▸ Stated goal
Continue the essay on semi-automatic pistols from the point where it stops, leaving the listing that follows it out of the continuation.

▸ Document section
To begin, I should mention that our main carry pistols here at the ranch are all Glock Model 21 and Glock Model 30 .45 ACPs. I intend to keep those as our family’s standard for the foreseeable future. But in the past two years I’ve branched out into buying several SIG Model P320  9mm pistols. I like the clever modularity  of these pistols. The same serialized trigger group module can be used in assembling everything from a subcompact pistol to a full size race gun. I also find their ergonomics quite good, their controls instinctive, and their trigger pulls decent–right out of the box. Notably, a subcompact variant of the SIG P320 is now my designated “Visiting the Big City” carry pistol. My willingness to carry that pistol on those infrequent trips tells you how much trust the design.
I should back up a bit and explain that there are have been four major waves in in the history of semi-auto pistols: The first wave began experimentally before 1900 with some rather clunky steel frame designs like the C93 Borchardt  and the Mauser C96 “Broomhandle” . The second wave was typified by the sleek Browning design , with many variants that dominated the market for the next 80 years. The third wave came with the advent of the Glock 17 , which was the first practical and popular striker-fired polymer frame pistol design. (Although, arguably, it was predated by a decade by the HK VP70 . But that was a design with both atrocious sights and a very heavy, creepy trigger pull. Thus, Glock was the first company to Get It Right, with a polymer frame pistol.) The fourth and most recent wave of handgun design combines both polymer frames and modularity.

▸ Listed entries
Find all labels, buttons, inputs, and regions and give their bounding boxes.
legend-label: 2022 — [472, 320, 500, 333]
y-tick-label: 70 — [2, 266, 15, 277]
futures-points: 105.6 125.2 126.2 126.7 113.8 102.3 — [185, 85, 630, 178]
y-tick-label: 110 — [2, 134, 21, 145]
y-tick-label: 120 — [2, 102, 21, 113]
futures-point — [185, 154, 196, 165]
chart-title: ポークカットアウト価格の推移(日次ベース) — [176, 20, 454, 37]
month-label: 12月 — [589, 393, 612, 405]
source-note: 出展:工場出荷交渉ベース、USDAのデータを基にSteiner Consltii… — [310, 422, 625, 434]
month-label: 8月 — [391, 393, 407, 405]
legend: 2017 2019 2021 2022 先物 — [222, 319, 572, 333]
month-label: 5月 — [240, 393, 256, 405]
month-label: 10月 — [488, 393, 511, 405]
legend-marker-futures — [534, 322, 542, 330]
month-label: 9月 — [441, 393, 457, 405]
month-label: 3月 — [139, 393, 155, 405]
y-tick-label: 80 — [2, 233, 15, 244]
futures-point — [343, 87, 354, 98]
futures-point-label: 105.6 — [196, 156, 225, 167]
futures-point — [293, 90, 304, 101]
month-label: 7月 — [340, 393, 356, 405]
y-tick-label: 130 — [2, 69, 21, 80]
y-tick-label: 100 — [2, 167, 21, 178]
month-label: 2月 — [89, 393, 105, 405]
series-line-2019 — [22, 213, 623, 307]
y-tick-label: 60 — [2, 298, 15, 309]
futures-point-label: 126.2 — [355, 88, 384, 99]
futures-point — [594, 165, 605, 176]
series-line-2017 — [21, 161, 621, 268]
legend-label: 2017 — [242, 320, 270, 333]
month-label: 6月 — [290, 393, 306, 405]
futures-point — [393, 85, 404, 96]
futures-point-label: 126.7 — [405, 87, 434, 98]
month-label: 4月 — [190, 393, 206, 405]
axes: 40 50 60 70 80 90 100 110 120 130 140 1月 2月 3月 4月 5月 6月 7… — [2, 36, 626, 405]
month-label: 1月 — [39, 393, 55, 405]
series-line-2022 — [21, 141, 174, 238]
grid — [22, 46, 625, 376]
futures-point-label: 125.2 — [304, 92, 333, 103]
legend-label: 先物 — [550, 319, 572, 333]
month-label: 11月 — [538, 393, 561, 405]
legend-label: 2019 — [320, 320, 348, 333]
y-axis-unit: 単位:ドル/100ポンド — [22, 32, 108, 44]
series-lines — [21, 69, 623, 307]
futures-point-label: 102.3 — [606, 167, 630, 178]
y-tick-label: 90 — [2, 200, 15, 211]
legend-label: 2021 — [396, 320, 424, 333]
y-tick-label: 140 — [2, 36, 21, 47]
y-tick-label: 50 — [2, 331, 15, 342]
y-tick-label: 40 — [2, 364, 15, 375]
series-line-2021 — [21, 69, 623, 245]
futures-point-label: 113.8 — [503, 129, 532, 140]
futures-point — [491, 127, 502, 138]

▸ Reply
The New Window Design
The key distinguishing feature of many modular pistols is that the pistol’s polymer grip is not legally considered the “frame.” Rather, that is just the small removable trigger group that caries the serial number. The serial number can be seen through a slot or “window” molded or milled into the grip. Thus, when ordering parts to build or modify a modular pistol, under U.S. Federal law you can buy a variety of barrels, slides, magazines, and grips without any restrictions. It is only the serialized trigger group module that legally constitutes the “firearm”.
SIG USA  sells parts sets for the P320 as what they call Caliber XChange Kits . These allow existing owners to drop their trigger group module into a new full set of parts in a different caliber or configuration. The kits include everything except a trigger group. So, for example, your trigger group module could be moved from a .40 S&W subcompact into a full size 9mm parts set, without making another firearm purchase. Again, it is just the trigger group that carries the serial number and that is the “firearm.”
The first modular pistol that I owned was a SIG P250 . (A model that was discontinued in early 2017.) This, as I recall, was the first patented modular design to incorporate a removable serialized trigger group module and an unserialized grip frame module with a window/slot for observing the serial number. The P250 design was essentially a transitional “proof of concept” for SIG. It has now been fully supplanted by the SIG P320. Thankfully, the 9mm P320 uses the same magazines as the P250, so early adopters didn’t have to buy all new magazines when transitioning to the SIG P320.
In 2017, the U.S. Army announced that two SIG P320 variants had been formally adopted as the replacements for the full size Beretta M9 (Model 92) and the compact SIG M11 (Model P228). The M17 replaced the M9 and the M18 replaced the M11 . These are much like their civilian counterparts, but they both have an external thumb safety.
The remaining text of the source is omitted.